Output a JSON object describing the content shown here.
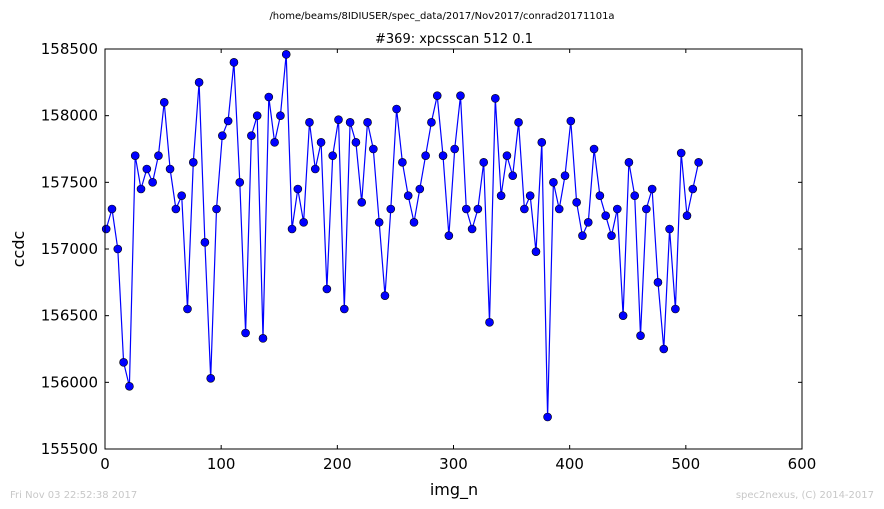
{
  "suptitle": "/home/beams/8IDIUSER/spec_data/2017/Nov2017/conrad20171101a",
  "footer_left": "Fri Nov 03 22:52:38 2017",
  "footer_right": "spec2nexus, (C) 2014-2017",
  "chart_data": {
    "type": "line",
    "title": "#369: xpcsscan 512 0.1",
    "xlabel": "img_n",
    "ylabel": "ccdc",
    "xlim": [
      0,
      600
    ],
    "ylim": [
      155500,
      158500
    ],
    "xticks": [
      0,
      100,
      200,
      300,
      400,
      500,
      600
    ],
    "yticks": [
      155500,
      156000,
      156500,
      157000,
      157500,
      158000,
      158500
    ],
    "xtick_labels": [
      "0",
      "100",
      "200",
      "300",
      "400",
      "500",
      "600"
    ],
    "ytick_labels": [
      "155500",
      "156000",
      "156500",
      "157000",
      "157500",
      "158000",
      "158500"
    ],
    "grid": false,
    "legend": "none",
    "colors": {
      "line": "#0000ff",
      "marker": "#0000ff"
    },
    "series": [
      {
        "x": [
          1,
          6,
          11,
          16,
          21,
          26,
          31,
          36,
          41,
          46,
          51,
          56,
          61,
          66,
          71,
          76,
          81,
          86,
          91,
          96,
          101,
          106,
          111,
          116,
          121,
          126,
          131,
          136,
          141,
          146,
          151,
          156,
          161,
          166,
          171,
          176,
          181,
          186,
          191,
          196,
          201,
          206,
          211,
          216,
          221,
          226,
          231,
          236,
          241,
          246,
          251,
          256,
          261,
          266,
          271,
          276,
          281,
          286,
          291,
          296,
          301,
          306,
          311,
          316,
          321,
          326,
          331,
          336,
          341,
          346,
          351,
          356,
          361,
          366,
          371,
          376,
          381,
          386,
          391,
          396,
          401,
          406,
          411,
          416,
          421,
          426,
          431,
          436,
          441,
          446,
          451,
          456,
          461,
          466,
          471,
          476,
          481,
          486,
          491,
          496,
          501,
          506,
          511
        ],
        "y": [
          157150,
          157300,
          157000,
          156150,
          155970,
          157700,
          157450,
          157600,
          157500,
          157700,
          158100,
          157600,
          157300,
          157400,
          156550,
          157650,
          158250,
          157050,
          156030,
          157300,
          157850,
          157960,
          158400,
          157500,
          156370,
          157850,
          158000,
          156330,
          158140,
          157800,
          158000,
          158460,
          157150,
          157450,
          157200,
          157950,
          157600,
          157800,
          156700,
          157700,
          157970,
          156550,
          157950,
          157800,
          157350,
          157950,
          157750,
          157200,
          156650,
          157300,
          158050,
          157650,
          157400,
          157200,
          157450,
          157700,
          157950,
          158150,
          157700,
          157100,
          157750,
          158150,
          157300,
          157150,
          157300,
          157650,
          156450,
          158130,
          157400,
          157700,
          157550,
          157950,
          157300,
          157400,
          156980,
          157800,
          155740,
          157500,
          157300,
          157550,
          157960,
          157350,
          157100,
          157200,
          157750,
          157400,
          157250,
          157100,
          157300,
          156500,
          157650,
          157400,
          156350,
          157300,
          157450,
          156750,
          156250,
          157150,
          156550,
          157720,
          157250,
          157450,
          157650
        ]
      }
    ]
  }
}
* * *
A faithful copy of the records above is needed, with the pictures left out.

Output a JSON object describing the content shown here.
{
  "suptitle": "/home/beams/8IDIUSER/spec_data/2017/Nov2017/conrad20171101a",
  "footer_left": "Fri Nov 03 22:52:38 2017",
  "footer_right": "spec2nexus, (C) 2014-2017",
  "chart_data": {
    "type": "line",
    "title": "#369: xpcsscan 512 0.1",
    "xlabel": "img_n",
    "ylabel": "ccdc",
    "xlim": [
      0,
      600
    ],
    "ylim": [
      155500,
      158500
    ],
    "xticks": [
      0,
      100,
      200,
      300,
      400,
      500,
      600
    ],
    "yticks": [
      155500,
      156000,
      156500,
      157000,
      157500,
      158000,
      158500
    ],
    "xtick_labels": [
      "0",
      "100",
      "200",
      "300",
      "400",
      "500",
      "600"
    ],
    "ytick_labels": [
      "155500",
      "156000",
      "156500",
      "157000",
      "157500",
      "158000",
      "158500"
    ],
    "grid": false,
    "legend": "none",
    "colors": {
      "line": "#0000ff",
      "marker": "#0000ff"
    },
    "series": [
      {
        "x": [
          1,
          6,
          11,
          16,
          21,
          26,
          31,
          36,
          41,
          46,
          51,
          56,
          61,
          66,
          71,
          76,
          81,
          86,
          91,
          96,
          101,
          106,
          111,
          116,
          121,
          126,
          131,
          136,
          141,
          146,
          151,
          156,
          161,
          166,
          171,
          176,
          181,
          186,
          191,
          196,
          201,
          206,
          211,
          216,
          221,
          226,
          231,
          236,
          241,
          246,
          251,
          256,
          261,
          266,
          271,
          276,
          281,
          286,
          291,
          296,
          301,
          306,
          311,
          316,
          321,
          326,
          331,
          336,
          341,
          346,
          351,
          356,
          361,
          366,
          371,
          376,
          381,
          386,
          391,
          396,
          401,
          406,
          411,
          416,
          421,
          426,
          431,
          436,
          441,
          446,
          451,
          456,
          461,
          466,
          471,
          476,
          481,
          486,
          491,
          496,
          501,
          506,
          511
        ],
        "y": [
          157150,
          157300,
          157000,
          156150,
          155970,
          157700,
          157450,
          157600,
          157500,
          157700,
          158100,
          157600,
          157300,
          157400,
          156550,
          157650,
          158250,
          157050,
          156030,
          157300,
          157850,
          157960,
          158400,
          157500,
          156370,
          157850,
          158000,
          156330,
          158140,
          157800,
          158000,
          158460,
          157150,
          157450,
          157200,
          157950,
          157600,
          157800,
          156700,
          157700,
          157970,
          156550,
          157950,
          157800,
          157350,
          157950,
          157750,
          157200,
          156650,
          157300,
          158050,
          157650,
          157400,
          157200,
          157450,
          157700,
          157950,
          158150,
          157700,
          157100,
          157750,
          158150,
          157300,
          157150,
          157300,
          157650,
          156450,
          158130,
          157400,
          157700,
          157550,
          157950,
          157300,
          157400,
          156980,
          157800,
          155740,
          157500,
          157300,
          157550,
          157960,
          157350,
          157100,
          157200,
          157750,
          157400,
          157250,
          157100,
          157300,
          156500,
          157650,
          157400,
          156350,
          157300,
          157450,
          156750,
          156250,
          157150,
          156550,
          157720,
          157250,
          157450,
          157650
        ]
      }
    ]
  }
}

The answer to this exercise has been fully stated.